YOUR GOAL: Using the data below, copy each line that includes the word "Разложите".

EXERCISE INPUTS:
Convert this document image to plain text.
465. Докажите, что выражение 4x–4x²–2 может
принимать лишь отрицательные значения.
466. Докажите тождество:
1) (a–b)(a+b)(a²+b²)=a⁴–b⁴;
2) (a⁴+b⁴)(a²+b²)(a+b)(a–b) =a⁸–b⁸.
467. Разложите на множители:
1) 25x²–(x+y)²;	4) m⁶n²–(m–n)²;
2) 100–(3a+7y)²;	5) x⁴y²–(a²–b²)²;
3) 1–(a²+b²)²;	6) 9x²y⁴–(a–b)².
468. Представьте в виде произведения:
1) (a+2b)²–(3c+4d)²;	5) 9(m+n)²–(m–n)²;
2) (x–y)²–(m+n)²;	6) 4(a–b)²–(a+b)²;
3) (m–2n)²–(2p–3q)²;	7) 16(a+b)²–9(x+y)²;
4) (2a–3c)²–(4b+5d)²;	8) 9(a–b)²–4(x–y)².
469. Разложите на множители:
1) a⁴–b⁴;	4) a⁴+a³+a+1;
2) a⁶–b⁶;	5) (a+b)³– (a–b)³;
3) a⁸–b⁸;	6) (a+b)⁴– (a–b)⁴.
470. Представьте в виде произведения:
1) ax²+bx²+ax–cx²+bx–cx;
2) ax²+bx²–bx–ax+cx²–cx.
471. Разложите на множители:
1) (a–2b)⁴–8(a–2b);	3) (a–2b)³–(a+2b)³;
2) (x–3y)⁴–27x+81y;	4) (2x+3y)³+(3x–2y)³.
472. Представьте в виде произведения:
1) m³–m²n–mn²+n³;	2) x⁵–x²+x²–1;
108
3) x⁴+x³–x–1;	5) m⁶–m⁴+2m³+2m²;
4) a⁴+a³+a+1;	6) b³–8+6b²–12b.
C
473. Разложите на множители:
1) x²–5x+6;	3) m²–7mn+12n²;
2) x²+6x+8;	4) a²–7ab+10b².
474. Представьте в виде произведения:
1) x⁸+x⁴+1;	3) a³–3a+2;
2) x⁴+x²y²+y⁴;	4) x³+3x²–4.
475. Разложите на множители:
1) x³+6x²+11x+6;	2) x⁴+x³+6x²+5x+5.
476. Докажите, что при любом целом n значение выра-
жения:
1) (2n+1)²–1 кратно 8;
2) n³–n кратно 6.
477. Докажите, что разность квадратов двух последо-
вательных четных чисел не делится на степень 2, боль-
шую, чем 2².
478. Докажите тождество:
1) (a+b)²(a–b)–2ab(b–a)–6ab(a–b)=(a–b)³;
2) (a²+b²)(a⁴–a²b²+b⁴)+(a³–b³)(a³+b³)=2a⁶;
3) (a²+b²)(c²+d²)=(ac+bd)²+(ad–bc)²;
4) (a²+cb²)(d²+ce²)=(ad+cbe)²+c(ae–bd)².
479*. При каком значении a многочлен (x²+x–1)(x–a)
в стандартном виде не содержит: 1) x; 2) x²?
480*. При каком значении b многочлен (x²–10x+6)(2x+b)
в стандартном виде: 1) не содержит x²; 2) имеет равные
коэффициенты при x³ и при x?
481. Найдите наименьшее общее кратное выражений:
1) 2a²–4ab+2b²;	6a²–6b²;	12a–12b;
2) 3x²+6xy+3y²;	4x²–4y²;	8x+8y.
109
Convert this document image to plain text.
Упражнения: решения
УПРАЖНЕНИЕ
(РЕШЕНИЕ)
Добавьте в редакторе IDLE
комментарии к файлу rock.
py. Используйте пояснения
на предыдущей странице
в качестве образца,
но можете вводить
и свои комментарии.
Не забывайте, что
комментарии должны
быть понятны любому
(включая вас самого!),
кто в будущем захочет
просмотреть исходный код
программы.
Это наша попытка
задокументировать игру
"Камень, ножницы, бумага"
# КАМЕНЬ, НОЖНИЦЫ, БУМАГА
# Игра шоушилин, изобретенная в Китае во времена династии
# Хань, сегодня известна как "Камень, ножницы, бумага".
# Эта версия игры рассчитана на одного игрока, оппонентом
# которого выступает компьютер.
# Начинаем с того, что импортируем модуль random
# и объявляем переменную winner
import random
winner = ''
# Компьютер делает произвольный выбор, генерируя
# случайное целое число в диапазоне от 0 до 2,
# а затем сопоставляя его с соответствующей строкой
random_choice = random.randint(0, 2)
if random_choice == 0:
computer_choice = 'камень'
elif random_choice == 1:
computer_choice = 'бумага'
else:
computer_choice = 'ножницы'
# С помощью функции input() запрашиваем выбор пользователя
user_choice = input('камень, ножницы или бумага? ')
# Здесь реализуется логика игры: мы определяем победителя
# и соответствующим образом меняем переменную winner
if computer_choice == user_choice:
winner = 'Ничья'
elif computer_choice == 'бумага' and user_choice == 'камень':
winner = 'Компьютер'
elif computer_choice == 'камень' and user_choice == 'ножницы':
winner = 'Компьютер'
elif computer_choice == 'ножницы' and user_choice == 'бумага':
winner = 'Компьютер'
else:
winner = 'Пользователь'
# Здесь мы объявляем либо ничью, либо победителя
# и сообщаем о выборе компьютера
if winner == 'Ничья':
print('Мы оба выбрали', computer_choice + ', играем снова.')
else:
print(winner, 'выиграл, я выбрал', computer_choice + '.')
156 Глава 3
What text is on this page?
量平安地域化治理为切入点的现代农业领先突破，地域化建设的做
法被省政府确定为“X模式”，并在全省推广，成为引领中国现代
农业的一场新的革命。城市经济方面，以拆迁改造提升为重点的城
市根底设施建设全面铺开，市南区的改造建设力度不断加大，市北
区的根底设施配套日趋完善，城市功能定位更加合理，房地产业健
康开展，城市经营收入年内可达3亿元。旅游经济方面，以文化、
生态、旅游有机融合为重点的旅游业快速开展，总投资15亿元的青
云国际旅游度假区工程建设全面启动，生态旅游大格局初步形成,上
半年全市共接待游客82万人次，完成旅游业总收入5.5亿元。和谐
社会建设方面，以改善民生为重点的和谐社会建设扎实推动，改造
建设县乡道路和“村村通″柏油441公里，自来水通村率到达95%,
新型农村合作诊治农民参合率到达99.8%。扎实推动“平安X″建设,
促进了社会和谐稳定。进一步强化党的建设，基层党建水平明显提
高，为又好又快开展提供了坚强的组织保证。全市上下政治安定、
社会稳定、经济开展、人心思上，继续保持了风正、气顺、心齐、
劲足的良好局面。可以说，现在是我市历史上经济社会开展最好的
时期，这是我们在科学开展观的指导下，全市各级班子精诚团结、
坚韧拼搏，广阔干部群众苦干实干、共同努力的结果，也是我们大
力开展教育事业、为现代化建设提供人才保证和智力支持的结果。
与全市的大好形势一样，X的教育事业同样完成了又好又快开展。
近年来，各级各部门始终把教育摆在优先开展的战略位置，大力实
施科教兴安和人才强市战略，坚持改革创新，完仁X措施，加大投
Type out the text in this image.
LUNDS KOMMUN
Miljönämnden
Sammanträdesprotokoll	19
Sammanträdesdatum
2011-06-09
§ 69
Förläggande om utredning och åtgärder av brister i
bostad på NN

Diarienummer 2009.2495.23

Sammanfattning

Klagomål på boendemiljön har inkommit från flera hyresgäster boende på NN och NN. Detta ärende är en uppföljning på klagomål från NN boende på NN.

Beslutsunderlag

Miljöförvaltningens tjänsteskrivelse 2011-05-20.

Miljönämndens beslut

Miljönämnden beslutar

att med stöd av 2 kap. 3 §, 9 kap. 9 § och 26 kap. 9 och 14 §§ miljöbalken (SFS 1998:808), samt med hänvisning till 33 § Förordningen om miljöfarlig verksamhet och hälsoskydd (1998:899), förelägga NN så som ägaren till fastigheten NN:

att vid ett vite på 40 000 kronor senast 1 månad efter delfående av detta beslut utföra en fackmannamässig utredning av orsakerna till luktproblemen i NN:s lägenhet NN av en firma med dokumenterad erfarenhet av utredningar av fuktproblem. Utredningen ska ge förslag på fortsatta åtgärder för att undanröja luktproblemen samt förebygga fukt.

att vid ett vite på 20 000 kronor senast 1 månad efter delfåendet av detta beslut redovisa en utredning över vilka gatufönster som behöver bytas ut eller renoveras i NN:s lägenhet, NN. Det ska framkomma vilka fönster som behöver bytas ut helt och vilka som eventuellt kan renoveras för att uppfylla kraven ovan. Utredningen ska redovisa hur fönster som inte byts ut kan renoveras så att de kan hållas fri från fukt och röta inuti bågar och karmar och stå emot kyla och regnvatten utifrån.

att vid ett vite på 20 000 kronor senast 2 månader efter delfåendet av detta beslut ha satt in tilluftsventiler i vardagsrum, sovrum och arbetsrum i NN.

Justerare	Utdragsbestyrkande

FINISHED ANSWER:
467. Разложите на множители:
469. Разложите на множители:
471. Разложите на множители:
473. Разложите на множители:
475. Разложите на множители:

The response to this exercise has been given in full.